Stored items from a collection:
━━━━━━━━━━

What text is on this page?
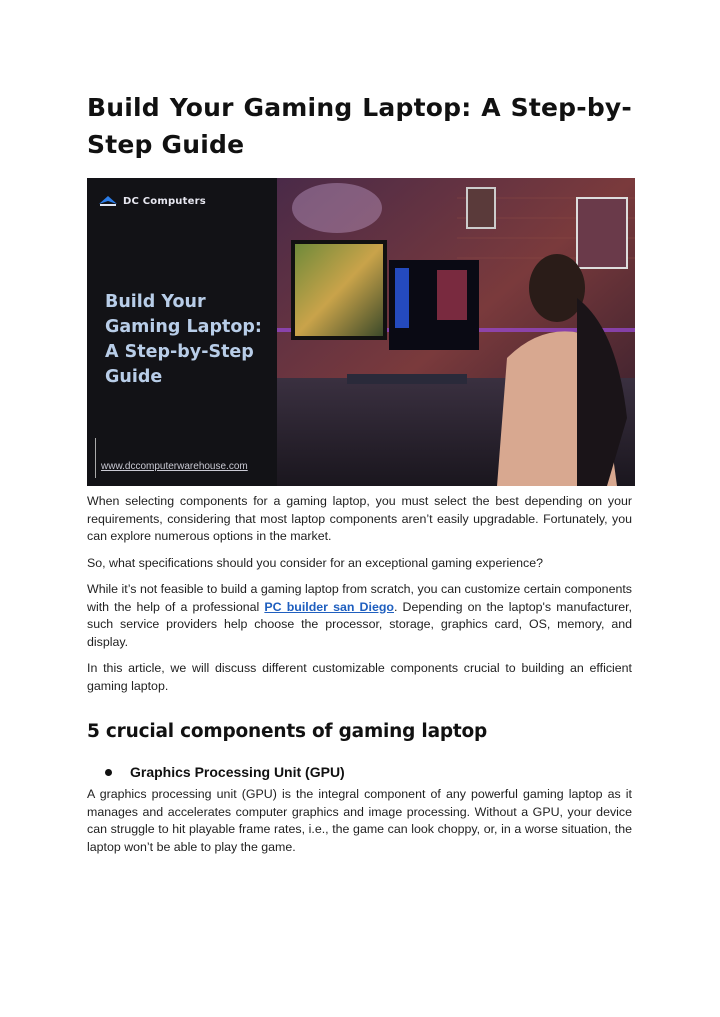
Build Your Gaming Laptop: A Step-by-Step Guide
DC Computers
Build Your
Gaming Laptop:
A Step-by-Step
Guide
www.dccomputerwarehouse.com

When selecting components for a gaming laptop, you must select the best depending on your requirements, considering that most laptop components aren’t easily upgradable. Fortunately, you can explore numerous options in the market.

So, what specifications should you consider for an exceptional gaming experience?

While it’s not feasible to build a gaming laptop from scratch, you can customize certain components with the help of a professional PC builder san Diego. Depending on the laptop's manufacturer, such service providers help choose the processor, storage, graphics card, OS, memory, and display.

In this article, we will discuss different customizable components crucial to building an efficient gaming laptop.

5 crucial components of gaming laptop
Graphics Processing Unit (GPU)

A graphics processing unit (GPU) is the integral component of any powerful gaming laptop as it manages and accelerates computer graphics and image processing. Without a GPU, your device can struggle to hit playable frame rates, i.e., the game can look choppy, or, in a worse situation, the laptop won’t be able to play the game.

━━━━━━━━━━

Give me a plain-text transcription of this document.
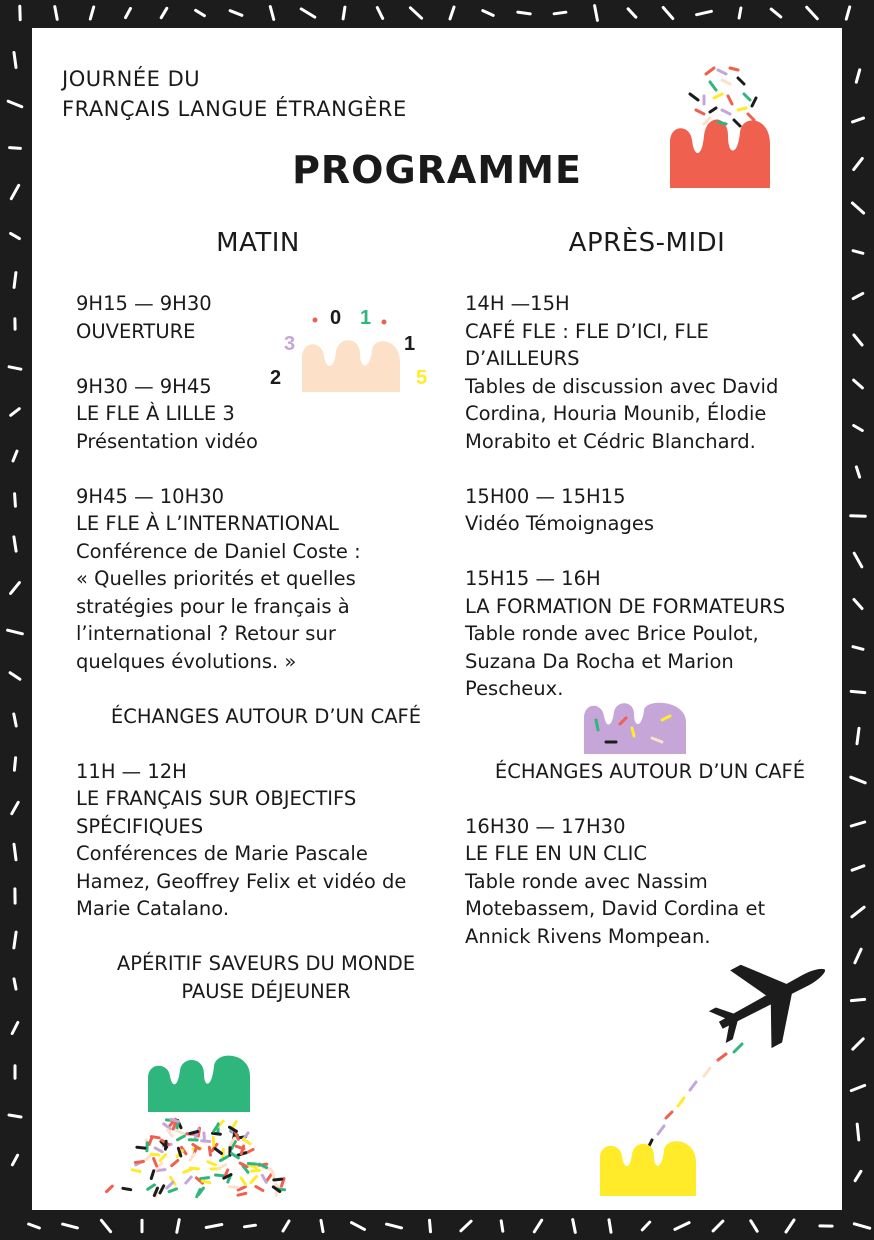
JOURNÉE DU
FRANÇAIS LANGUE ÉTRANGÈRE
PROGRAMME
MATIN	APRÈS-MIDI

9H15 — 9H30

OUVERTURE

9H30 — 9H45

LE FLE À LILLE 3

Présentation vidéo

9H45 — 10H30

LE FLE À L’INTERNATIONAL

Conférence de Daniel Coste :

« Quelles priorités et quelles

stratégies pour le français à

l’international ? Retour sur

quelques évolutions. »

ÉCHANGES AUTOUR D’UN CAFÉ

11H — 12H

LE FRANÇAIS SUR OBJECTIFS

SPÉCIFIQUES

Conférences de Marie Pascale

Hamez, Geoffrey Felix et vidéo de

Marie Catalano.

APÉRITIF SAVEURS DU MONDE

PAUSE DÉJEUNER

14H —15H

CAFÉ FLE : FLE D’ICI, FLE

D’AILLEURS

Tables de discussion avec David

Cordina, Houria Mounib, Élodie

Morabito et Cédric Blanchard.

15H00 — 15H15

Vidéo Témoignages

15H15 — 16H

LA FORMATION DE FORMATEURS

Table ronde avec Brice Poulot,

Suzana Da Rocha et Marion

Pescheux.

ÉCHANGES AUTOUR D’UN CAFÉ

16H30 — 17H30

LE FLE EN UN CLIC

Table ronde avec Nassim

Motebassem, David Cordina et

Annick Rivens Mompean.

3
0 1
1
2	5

━━━━━━━━━━

### THE EXERCISE
Of the lines in the material, how many contain the word "Step"? Reply with the number and nothing else.

### THE RESPONSE
2